WHAT THIS TASK INVOLVES: Count each line in which the word "Comb" appears. Reply with the total and nothing more.

-- Start DATA FOR THIS EXERCISE --

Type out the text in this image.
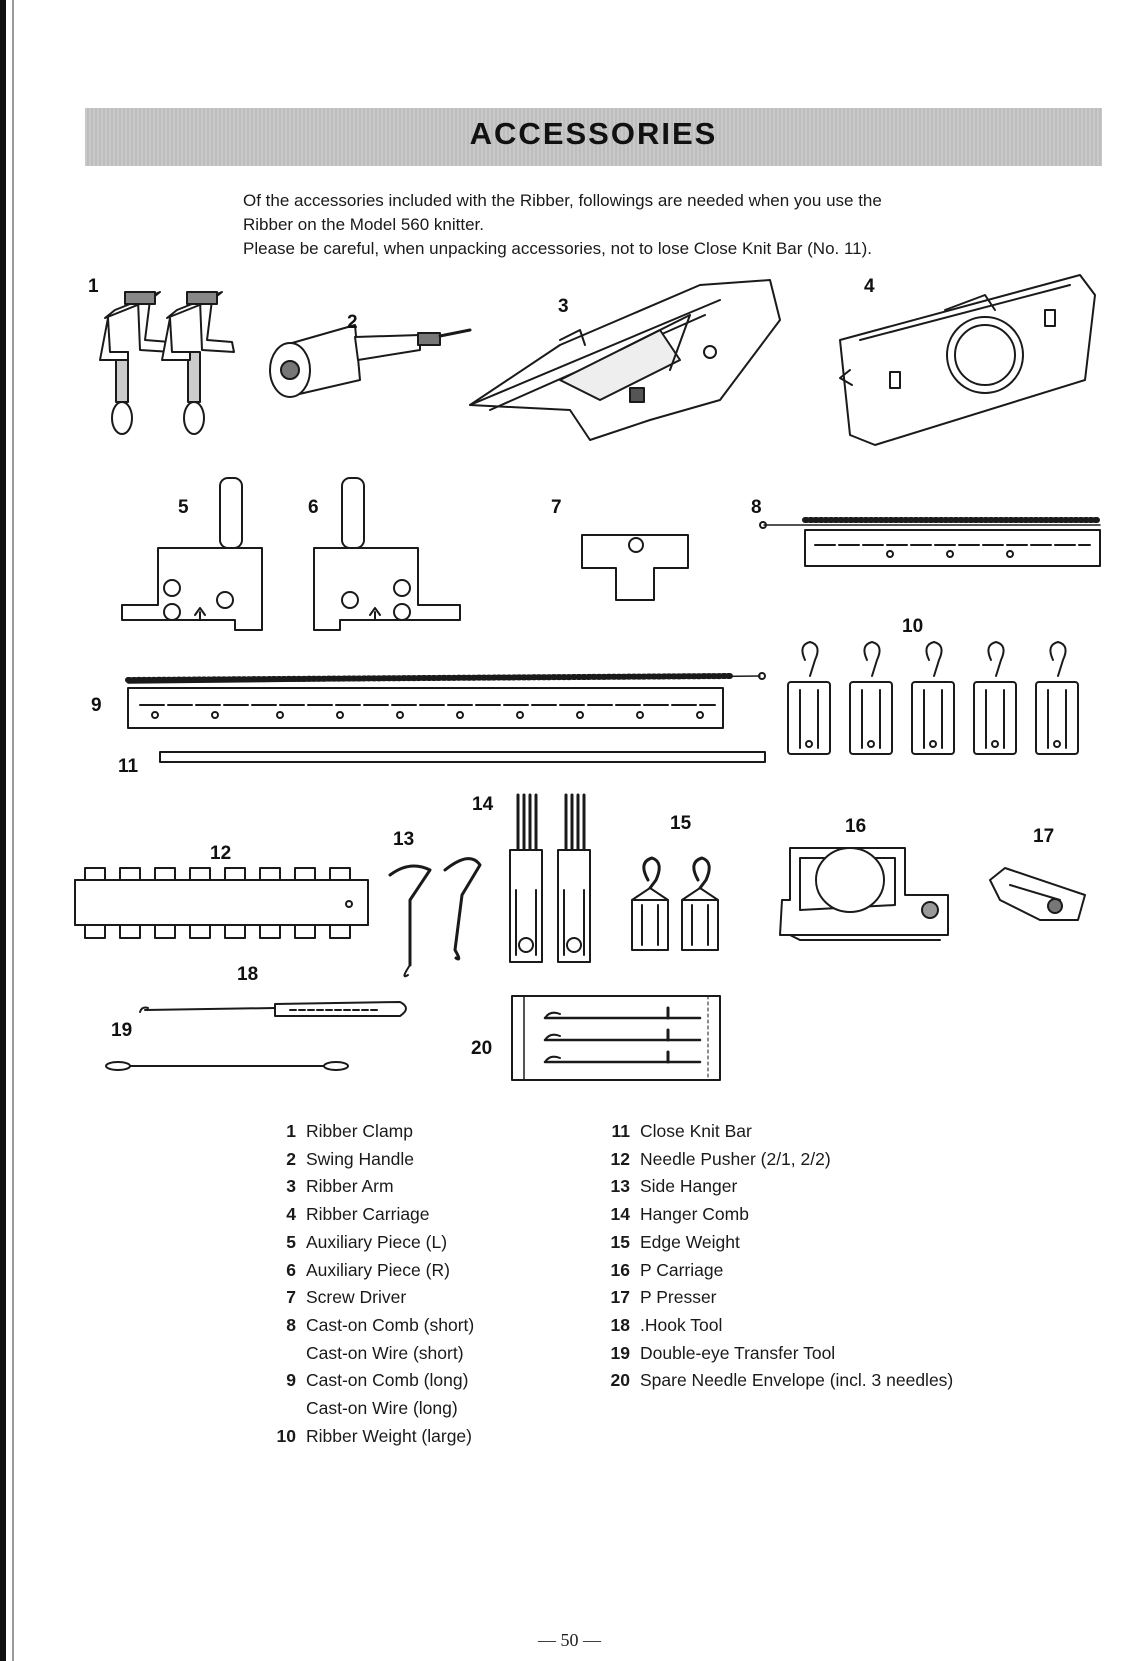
ACCESSORIES
Of the accessories included with the Ribber, followings are needed when you use the
Ribber on the Model 560 knitter.
Please be careful, when unpacking accessories, not to lose Close Knit Bar (No. 11).
1
2
3
4
5	6	7	8
9
10
11
12
13
14
15	16	17
18
19
20
1 Ribber Clamp
2 Swing Handle
3 Ribber Arm
4 Ribber Carriage
5 Auxiliary Piece (L)
6 Auxiliary Piece (R)
7 Screw Driver
8 Cast-on Comb (short)
Cast-on Wire (short)
9 Cast-on Comb (long)
Cast-on Wire (long)
10 Ribber Weight (large)
11 Close Knit Bar
12 Needle Pusher (2/1, 2/2)
13 Side Hanger
14 Hanger Comb
15 Edge Weight
16 P Carriage
17 P Presser
18 .Hook Tool
19 Double-eye Transfer Tool
20 Spare Needle Envelope (incl. 3 needles)
— 50 —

-- End DATA FOR THIS EXERCISE --

RESULT OF THE EXERCISE: 3